### Instruction
Give every line again exactly as it appears, please, but not the pictures.
----
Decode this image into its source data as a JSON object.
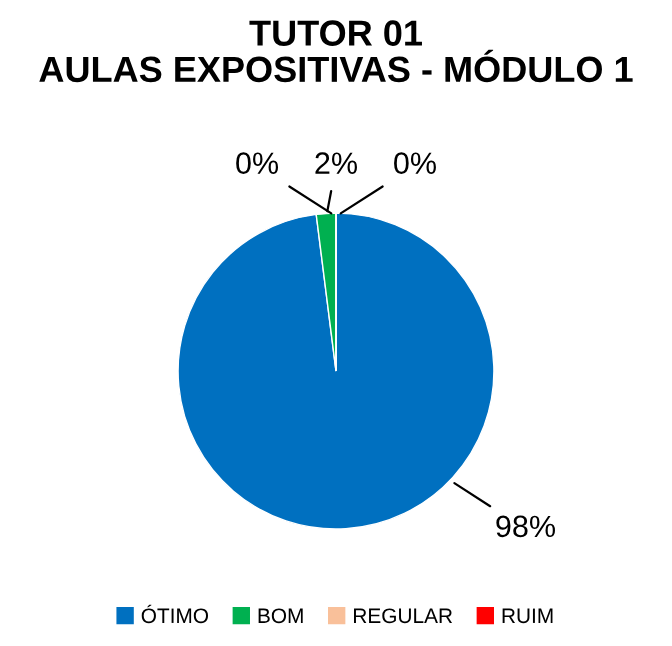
{
  "chart_data": {
    "type": "pie",
    "title": "TUTOR 01\nAULAS EXPOSITIVAS - MÓDULO 1",
    "categories": [
      "ÓTIMO",
      "BOM",
      "REGULAR",
      "RUIM"
    ],
    "values": [
      98,
      2,
      0,
      0
    ],
    "colors": [
      "#0070c0",
      "#00b050",
      "#f9c09a",
      "#ff0000"
    ],
    "value_labels": [
      "98%",
      "2%",
      "0%",
      "0%"
    ],
    "legend": "bottom"
  }
}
----
### Response to this exercise
Decode this image into its source data as a JSON object.
{
  "chart_data": {
    "type": "pie",
    "title": "TUTOR 01\nAULAS EXPOSITIVAS - MÓDULO 1",
    "categories": [
      "ÓTIMO",
      "BOM",
      "REGULAR",
      "RUIM"
    ],
    "values": [
      98,
      2,
      0,
      0
    ],
    "colors": [
      "#0070c0",
      "#00b050",
      "#f9c09a",
      "#ff0000"
    ],
    "value_labels": [
      "98%",
      "2%",
      "0%",
      "0%"
    ],
    "legend": "bottom"
  }
}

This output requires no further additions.